**Directions**
Return the records exactly as they are.

**Data entries**
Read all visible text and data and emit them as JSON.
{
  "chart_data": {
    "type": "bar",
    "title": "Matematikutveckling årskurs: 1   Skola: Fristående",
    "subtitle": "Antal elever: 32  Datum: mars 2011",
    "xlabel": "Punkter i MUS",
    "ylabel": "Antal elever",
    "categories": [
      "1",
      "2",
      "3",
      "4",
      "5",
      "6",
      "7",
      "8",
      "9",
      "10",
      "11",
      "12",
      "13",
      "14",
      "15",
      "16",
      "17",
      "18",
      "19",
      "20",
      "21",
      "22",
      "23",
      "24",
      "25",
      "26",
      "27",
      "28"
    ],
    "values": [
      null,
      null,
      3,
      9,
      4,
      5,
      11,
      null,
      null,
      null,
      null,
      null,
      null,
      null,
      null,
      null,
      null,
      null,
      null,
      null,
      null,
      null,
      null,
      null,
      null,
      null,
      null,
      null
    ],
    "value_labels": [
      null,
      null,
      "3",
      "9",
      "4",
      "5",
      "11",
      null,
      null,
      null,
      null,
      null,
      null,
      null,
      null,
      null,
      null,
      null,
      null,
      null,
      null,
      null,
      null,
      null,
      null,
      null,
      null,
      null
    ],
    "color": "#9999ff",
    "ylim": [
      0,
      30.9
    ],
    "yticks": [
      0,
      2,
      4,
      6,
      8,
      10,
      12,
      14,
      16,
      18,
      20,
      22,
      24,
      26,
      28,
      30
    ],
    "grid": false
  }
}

**The answer**
Read all visible text and data and emit them as JSON.
{
  "chart_data": {
    "type": "bar",
    "title": "Matematikutveckling årskurs: 1   Skola: Fristående",
    "subtitle": "Antal elever: 32  Datum: mars 2011",
    "xlabel": "Punkter i MUS",
    "ylabel": "Antal elever",
    "categories": [
      "1",
      "2",
      "3",
      "4",
      "5",
      "6",
      "7",
      "8",
      "9",
      "10",
      "11",
      "12",
      "13",
      "14",
      "15",
      "16",
      "17",
      "18",
      "19",
      "20",
      "21",
      "22",
      "23",
      "24",
      "25",
      "26",
      "27",
      "28"
    ],
    "values": [
      null,
      null,
      3,
      9,
      4,
      5,
      11,
      null,
      null,
      null,
      null,
      null,
      null,
      null,
      null,
      null,
      null,
      null,
      null,
      null,
      null,
      null,
      null,
      null,
      null,
      null,
      null,
      null
    ],
    "value_labels": [
      null,
      null,
      "3",
      "9",
      "4",
      "5",
      "11",
      null,
      null,
      null,
      null,
      null,
      null,
      null,
      null,
      null,
      null,
      null,
      null,
      null,
      null,
      null,
      null,
      null,
      null,
      null,
      null,
      null
    ],
    "color": "#9999ff",
    "ylim": [
      0,
      30.9
    ],
    "yticks": [
      0,
      2,
      4,
      6,
      8,
      10,
      12,
      14,
      16,
      18,
      20,
      22,
      24,
      26,
      28,
      30
    ],
    "grid": false
  }
}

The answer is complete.